> _Your goal_
Repeat every record below exactly, but leave out any pictures.

******

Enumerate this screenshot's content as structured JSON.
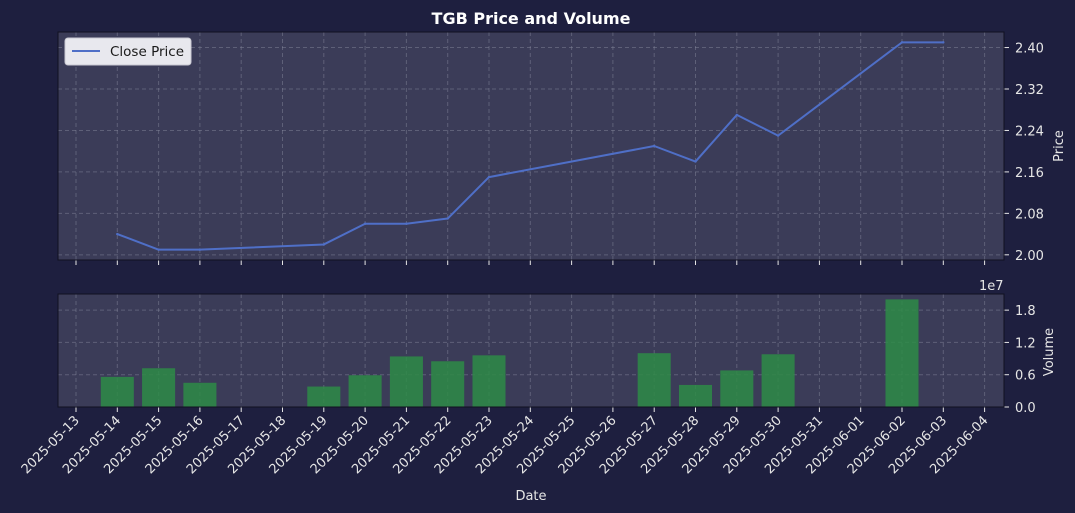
{
  "chart_data": {
    "title": "TGB Price and Volume",
    "type": "line",
    "xlabel": "Date",
    "x_ticks": [
      "2025-05-13",
      "2025-05-14",
      "2025-05-15",
      "2025-05-16",
      "2025-05-17",
      "2025-05-18",
      "2025-05-19",
      "2025-05-20",
      "2025-05-21",
      "2025-05-22",
      "2025-05-23",
      "2025-05-24",
      "2025-05-25",
      "2025-05-26",
      "2025-05-27",
      "2025-05-28",
      "2025-05-29",
      "2025-05-30",
      "2025-05-31",
      "2025-06-01",
      "2025-06-02",
      "2025-06-03",
      "2025-06-04"
    ],
    "price": {
      "ylabel": "Price",
      "ylim": [
        1.99,
        2.43
      ],
      "y_ticks": [
        "2.00",
        "2.08",
        "2.16",
        "2.24",
        "2.32",
        "2.40"
      ],
      "legend": "Close Price",
      "legend_position": "top-left",
      "color": "#4f6fc7",
      "points": [
        {
          "date": "2025-05-14",
          "value": 2.04
        },
        {
          "date": "2025-05-15",
          "value": 2.01
        },
        {
          "date": "2025-05-16",
          "value": 2.01
        },
        {
          "date": "2025-05-19",
          "value": 2.02
        },
        {
          "date": "2025-05-20",
          "value": 2.06
        },
        {
          "date": "2025-05-21",
          "value": 2.06
        },
        {
          "date": "2025-05-22",
          "value": 2.07
        },
        {
          "date": "2025-05-23",
          "value": 2.15
        },
        {
          "date": "2025-05-27",
          "value": 2.21
        },
        {
          "date": "2025-05-28",
          "value": 2.18
        },
        {
          "date": "2025-05-29",
          "value": 2.27
        },
        {
          "date": "2025-05-30",
          "value": 2.23
        },
        {
          "date": "2025-06-02",
          "value": 2.41
        },
        {
          "date": "2025-06-03",
          "value": 2.41
        }
      ]
    },
    "volume": {
      "type": "bar",
      "ylabel": "Volume",
      "scale_label": "1e7",
      "ylim": [
        0,
        2.1
      ],
      "y_ticks": [
        "0.0",
        "0.6",
        "1.2",
        "1.8"
      ],
      "color": "#2e8b46",
      "bars": [
        {
          "date": "2025-05-14",
          "value": 0.56
        },
        {
          "date": "2025-05-15",
          "value": 0.72
        },
        {
          "date": "2025-05-16",
          "value": 0.45
        },
        {
          "date": "2025-05-19",
          "value": 0.38
        },
        {
          "date": "2025-05-20",
          "value": 0.59
        },
        {
          "date": "2025-05-21",
          "value": 0.94
        },
        {
          "date": "2025-05-22",
          "value": 0.85
        },
        {
          "date": "2025-05-23",
          "value": 0.96
        },
        {
          "date": "2025-05-27",
          "value": 1.0
        },
        {
          "date": "2025-05-28",
          "value": 0.41
        },
        {
          "date": "2025-05-29",
          "value": 0.68
        },
        {
          "date": "2025-05-30",
          "value": 0.98
        },
        {
          "date": "2025-06-02",
          "value": 2.0
        }
      ]
    },
    "grid": true
  }
}
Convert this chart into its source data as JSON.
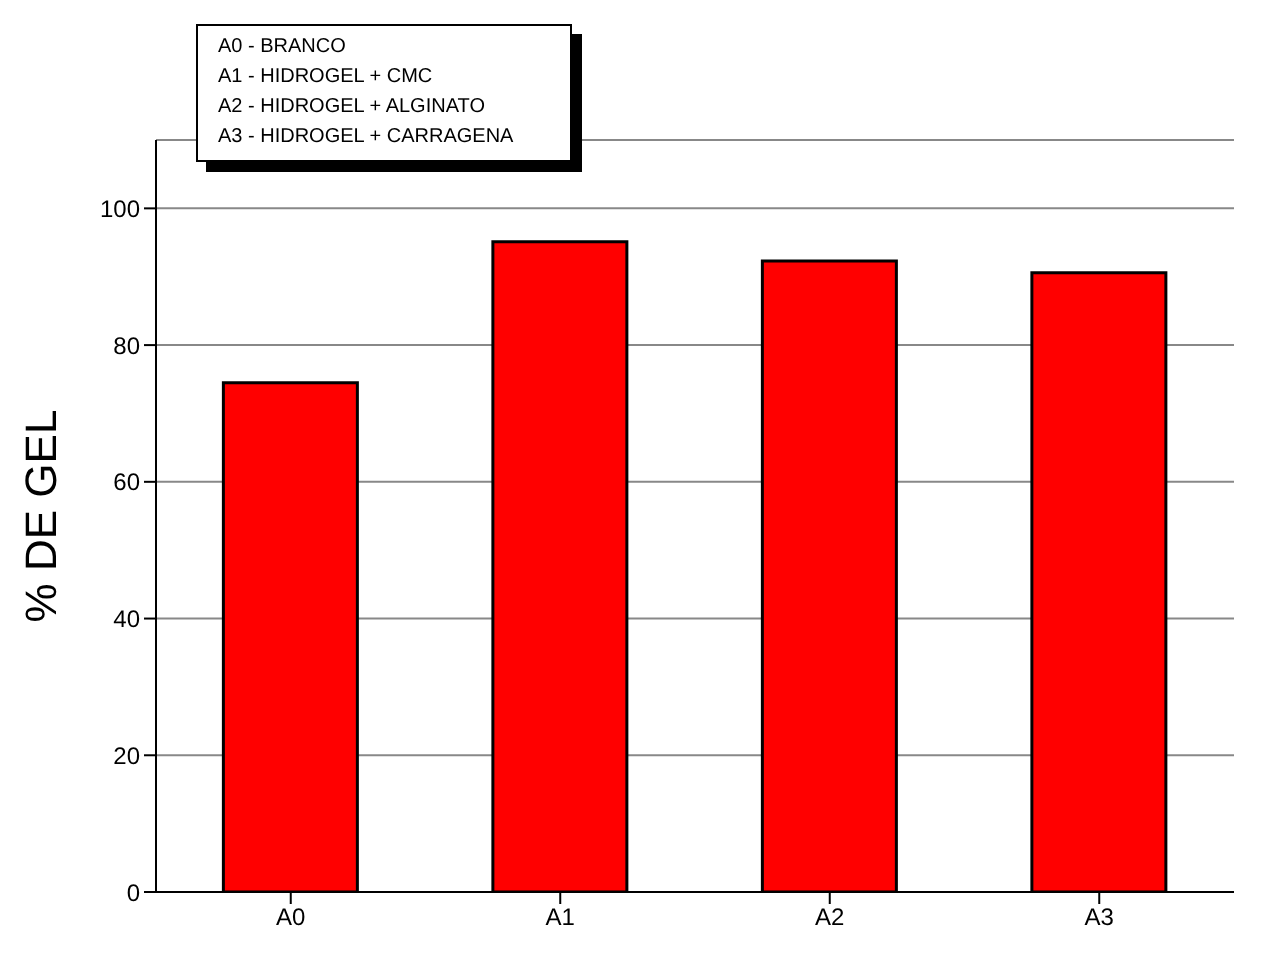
{
  "chart_data": {
    "type": "bar",
    "ylabel": "% DE GEL",
    "categories": [
      "A0",
      "A1",
      "A2",
      "A3"
    ],
    "values": [
      74.5,
      95.1,
      92.3,
      90.6
    ],
    "color": "#ff0000",
    "ylim": [
      0,
      110
    ],
    "yticks": [
      0,
      20,
      40,
      60,
      80,
      100
    ],
    "grid": "y",
    "annotations": [
      "A0 - BRANCO",
      "A1 - HIDROGEL + CMC",
      "A2 - HIDROGEL + ALGINATO",
      "A3 - HIDROGEL + CARRAGENA"
    ]
  }
}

******

> _The reply_
Enumerate this screenshot's content as structured JSON.
{
  "chart_data": {
    "title": "TGB Price and Volume",
    "type": "line",
    "xlabel": "Date",
    "x_ticks": [
      "2025-05-13",
      "2025-05-14",
      "2025-05-15",
      "2025-05-16",
      "2025-05-17",
      "2025-05-18",
      "2025-05-19",
      "2025-05-20",
      "2025-05-21",
      "2025-05-22",
      "2025-05-23",
      "2025-05-24",
      "2025-05-25",
      "2025-05-26",
      "2025-05-27",
      "2025-05-28",
      "2025-05-29",
      "2025-05-30",
      "2025-05-31",
      "2025-06-01",
      "2025-06-02",
      "2025-06-03",
      "2025-06-04"
    ],
    "price": {
      "ylabel": "Price",
      "ylim": [
        1.99,
        2.43
      ],
      "y_ticks": [
        "2.00",
        "2.08",
        "2.16",
        "2.24",
        "2.32",
        "2.40"
      ],
      "legend": "Close Price",
      "legend_position": "top-left",
      "color": "#4f6fc7",
      "points": [
        {
          "date": "2025-05-14",
          "value": 2.04
        },
        {
          "date": "2025-05-15",
          "value": 2.01
        },
        {
          "date": "2025-05-16",
          "value": 2.01
        },
        {
          "date": "2025-05-19",
          "value": 2.02
        },
        {
          "date": "2025-05-20",
          "value": 2.06
        },
        {
          "date": "2025-05-21",
          "value": 2.06
        },
        {
          "date": "2025-05-22",
          "value": 2.07
        },
        {
          "date": "2025-05-23",
          "value": 2.15
        },
        {
          "date": "2025-05-27",
          "value": 2.21
        },
        {
          "date": "2025-05-28",
          "value": 2.18
        },
        {
          "date": "2025-05-29",
          "value": 2.27
        },
        {
          "date": "2025-05-30",
          "value": 2.23
        },
        {
          "date": "2025-06-02",
          "value": 2.41
        },
        {
          "date": "2025-06-03",
          "value": 2.41
        }
      ]
    },
    "volume": {
      "type": "bar",
      "ylabel": "Volume",
      "scale_label": "1e7",
      "ylim": [
        0,
        2.1
      ],
      "y_ticks": [
        "0.0",
        "0.6",
        "1.2",
        "1.8"
      ],
      "color": "#2e8b46",
      "bars": [
        {
          "date": "2025-05-14",
          "value": 0.56
        },
        {
          "date": "2025-05-15",
          "value": 0.72
        },
        {
          "date": "2025-05-16",
          "value": 0.45
        },
        {
          "date": "2025-05-19",
          "value": 0.38
        },
        {
          "date": "2025-05-20",
          "value": 0.59
        },
        {
          "date": "2025-05-21",
          "value": 0.94
        },
        {
          "date": "2025-05-22",
          "value": 0.85
        },
        {
          "date": "2025-05-23",
          "value": 0.96
        },
        {
          "date": "2025-05-27",
          "value": 1.0
        },
        {
          "date": "2025-05-28",
          "value": 0.41
        },
        {
          "date": "2025-05-29",
          "value": 0.68
        },
        {
          "date": "2025-05-30",
          "value": 0.98
        },
        {
          "date": "2025-06-02",
          "value": 2.0
        }
      ]
    },
    "grid": true
  }
}
Convert this chart into its source data as JSON.
{
  "chart_data": {
    "type": "bar",
    "ylabel": "% DE GEL",
    "categories": [
      "A0",
      "A1",
      "A2",
      "A3"
    ],
    "values": [
      74.5,
      95.1,
      92.3,
      90.6
    ],
    "color": "#ff0000",
    "ylim": [
      0,
      110
    ],
    "yticks": [
      0,
      20,
      40,
      60,
      80,
      100
    ],
    "grid": "y",
    "annotations": [
      "A0 - BRANCO",
      "A1 - HIDROGEL + CMC",
      "A2 - HIDROGEL + ALGINATO",
      "A3 - HIDROGEL + CARRAGENA"
    ]
  }
}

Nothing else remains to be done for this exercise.